▶ [What to produce]
Give back all the data exactly, line by line.

▶ [Recorded information]
--- --- ---
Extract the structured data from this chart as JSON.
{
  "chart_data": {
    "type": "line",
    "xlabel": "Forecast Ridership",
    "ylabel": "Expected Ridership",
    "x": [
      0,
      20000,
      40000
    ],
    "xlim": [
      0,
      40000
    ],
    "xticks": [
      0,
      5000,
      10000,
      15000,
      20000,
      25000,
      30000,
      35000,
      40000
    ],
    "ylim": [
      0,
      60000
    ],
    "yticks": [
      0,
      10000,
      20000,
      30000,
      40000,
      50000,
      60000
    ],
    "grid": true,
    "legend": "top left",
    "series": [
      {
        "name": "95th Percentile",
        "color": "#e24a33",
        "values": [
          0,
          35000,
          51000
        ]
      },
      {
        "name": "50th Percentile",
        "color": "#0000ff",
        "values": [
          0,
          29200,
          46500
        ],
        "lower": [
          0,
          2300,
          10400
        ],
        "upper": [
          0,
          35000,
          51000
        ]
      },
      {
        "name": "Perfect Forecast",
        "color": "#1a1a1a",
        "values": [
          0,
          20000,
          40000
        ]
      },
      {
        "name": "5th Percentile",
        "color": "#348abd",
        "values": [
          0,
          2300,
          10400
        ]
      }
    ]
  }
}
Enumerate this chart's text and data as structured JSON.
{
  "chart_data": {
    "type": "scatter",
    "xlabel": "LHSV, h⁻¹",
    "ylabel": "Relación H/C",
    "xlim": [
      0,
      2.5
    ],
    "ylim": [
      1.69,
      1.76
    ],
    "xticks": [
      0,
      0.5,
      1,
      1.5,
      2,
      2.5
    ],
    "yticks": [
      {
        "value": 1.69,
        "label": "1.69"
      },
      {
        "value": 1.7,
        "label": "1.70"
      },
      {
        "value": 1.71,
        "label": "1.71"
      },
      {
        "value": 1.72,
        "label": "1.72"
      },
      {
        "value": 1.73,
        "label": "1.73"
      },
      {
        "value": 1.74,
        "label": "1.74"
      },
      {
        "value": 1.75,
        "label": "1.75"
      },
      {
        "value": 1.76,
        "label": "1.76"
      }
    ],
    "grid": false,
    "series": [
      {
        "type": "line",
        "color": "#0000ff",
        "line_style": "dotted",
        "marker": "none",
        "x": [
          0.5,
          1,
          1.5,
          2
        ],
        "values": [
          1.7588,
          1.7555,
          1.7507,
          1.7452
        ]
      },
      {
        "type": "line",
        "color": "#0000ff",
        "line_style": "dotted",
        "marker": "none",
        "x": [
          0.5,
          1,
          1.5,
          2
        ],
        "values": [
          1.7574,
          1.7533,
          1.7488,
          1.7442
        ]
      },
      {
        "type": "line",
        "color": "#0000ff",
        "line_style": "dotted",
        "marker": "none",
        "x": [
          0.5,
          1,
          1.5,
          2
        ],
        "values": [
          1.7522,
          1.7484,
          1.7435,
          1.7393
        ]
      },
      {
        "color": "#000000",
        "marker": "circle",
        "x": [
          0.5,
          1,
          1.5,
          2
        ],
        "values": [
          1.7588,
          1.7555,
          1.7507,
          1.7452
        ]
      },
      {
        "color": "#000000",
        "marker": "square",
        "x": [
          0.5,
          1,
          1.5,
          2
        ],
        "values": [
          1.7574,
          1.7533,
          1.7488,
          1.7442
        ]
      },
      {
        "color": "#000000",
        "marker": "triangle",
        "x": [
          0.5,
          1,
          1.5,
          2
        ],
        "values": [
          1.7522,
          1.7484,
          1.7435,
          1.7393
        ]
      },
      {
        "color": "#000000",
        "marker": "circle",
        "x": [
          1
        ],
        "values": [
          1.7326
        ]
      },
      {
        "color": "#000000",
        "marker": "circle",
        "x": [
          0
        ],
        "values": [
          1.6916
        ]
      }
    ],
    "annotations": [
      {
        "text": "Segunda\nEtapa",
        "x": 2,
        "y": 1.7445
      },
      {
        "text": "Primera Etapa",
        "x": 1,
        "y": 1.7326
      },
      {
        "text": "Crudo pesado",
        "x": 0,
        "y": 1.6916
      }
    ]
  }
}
--- --- ---
▶ [Result below]
Extract the structured data from this chart as JSON.
{
  "chart_data": {
    "type": "line",
    "xlabel": "Forecast Ridership",
    "ylabel": "Expected Ridership",
    "x": [
      0,
      20000,
      40000
    ],
    "xlim": [
      0,
      40000
    ],
    "xticks": [
      0,
      5000,
      10000,
      15000,
      20000,
      25000,
      30000,
      35000,
      40000
    ],
    "ylim": [
      0,
      60000
    ],
    "yticks": [
      0,
      10000,
      20000,
      30000,
      40000,
      50000,
      60000
    ],
    "grid": true,
    "legend": "top left",
    "series": [
      {
        "name": "95th Percentile",
        "color": "#e24a33",
        "values": [
          0,
          35000,
          51000
        ]
      },
      {
        "name": "50th Percentile",
        "color": "#0000ff",
        "values": [
          0,
          29200,
          46500
        ],
        "lower": [
          0,
          2300,
          10400
        ],
        "upper": [
          0,
          35000,
          51000
        ]
      },
      {
        "name": "Perfect Forecast",
        "color": "#1a1a1a",
        "values": [
          0,
          20000,
          40000
        ]
      },
      {
        "name": "5th Percentile",
        "color": "#348abd",
        "values": [
          0,
          2300,
          10400
        ]
      }
    ]
  }
}
Enumerate this chart's text and data as structured JSON.
{
  "chart_data": {
    "type": "scatter",
    "xlabel": "LHSV, h⁻¹",
    "ylabel": "Relación H/C",
    "xlim": [
      0,
      2.5
    ],
    "ylim": [
      1.69,
      1.76
    ],
    "xticks": [
      0,
      0.5,
      1,
      1.5,
      2,
      2.5
    ],
    "yticks": [
      {
        "value": 1.69,
        "label": "1.69"
      },
      {
        "value": 1.7,
        "label": "1.70"
      },
      {
        "value": 1.71,
        "label": "1.71"
      },
      {
        "value": 1.72,
        "label": "1.72"
      },
      {
        "value": 1.73,
        "label": "1.73"
      },
      {
        "value": 1.74,
        "label": "1.74"
      },
      {
        "value": 1.75,
        "label": "1.75"
      },
      {
        "value": 1.76,
        "label": "1.76"
      }
    ],
    "grid": false,
    "series": [
      {
        "type": "line",
        "color": "#0000ff",
        "line_style": "dotted",
        "marker": "none",
        "x": [
          0.5,
          1,
          1.5,
          2
        ],
        "values": [
          1.7588,
          1.7555,
          1.7507,
          1.7452
        ]
      },
      {
        "type": "line",
        "color": "#0000ff",
        "line_style": "dotted",
        "marker": "none",
        "x": [
          0.5,
          1,
          1.5,
          2
        ],
        "values": [
          1.7574,
          1.7533,
          1.7488,
          1.7442
        ]
      },
      {
        "type": "line",
        "color": "#0000ff",
        "line_style": "dotted",
        "marker": "none",
        "x": [
          0.5,
          1,
          1.5,
          2
        ],
        "values": [
          1.7522,
          1.7484,
          1.7435,
          1.7393
        ]
      },
      {
        "color": "#000000",
        "marker": "circle",
        "x": [
          0.5,
          1,
          1.5,
          2
        ],
        "values": [
          1.7588,
          1.7555,
          1.7507,
          1.7452
        ]
      },
      {
        "color": "#000000",
        "marker": "square",
        "x": [
          0.5,
          1,
          1.5,
          2
        ],
        "values": [
          1.7574,
          1.7533,
          1.7488,
          1.7442
        ]
      },
      {
        "color": "#000000",
        "marker": "triangle",
        "x": [
          0.5,
          1,
          1.5,
          2
        ],
        "values": [
          1.7522,
          1.7484,
          1.7435,
          1.7393
        ]
      },
      {
        "color": "#000000",
        "marker": "circle",
        "x": [
          1
        ],
        "values": [
          1.7326
        ]
      },
      {
        "color": "#000000",
        "marker": "circle",
        "x": [
          0
        ],
        "values": [
          1.6916
        ]
      }
    ],
    "annotations": [
      {
        "text": "Segunda\nEtapa",
        "x": 2,
        "y": 1.7445
      },
      {
        "text": "Primera Etapa",
        "x": 1,
        "y": 1.7326
      },
      {
        "text": "Crudo pesado",
        "x": 0,
        "y": 1.6916
      }
    ]
  }
}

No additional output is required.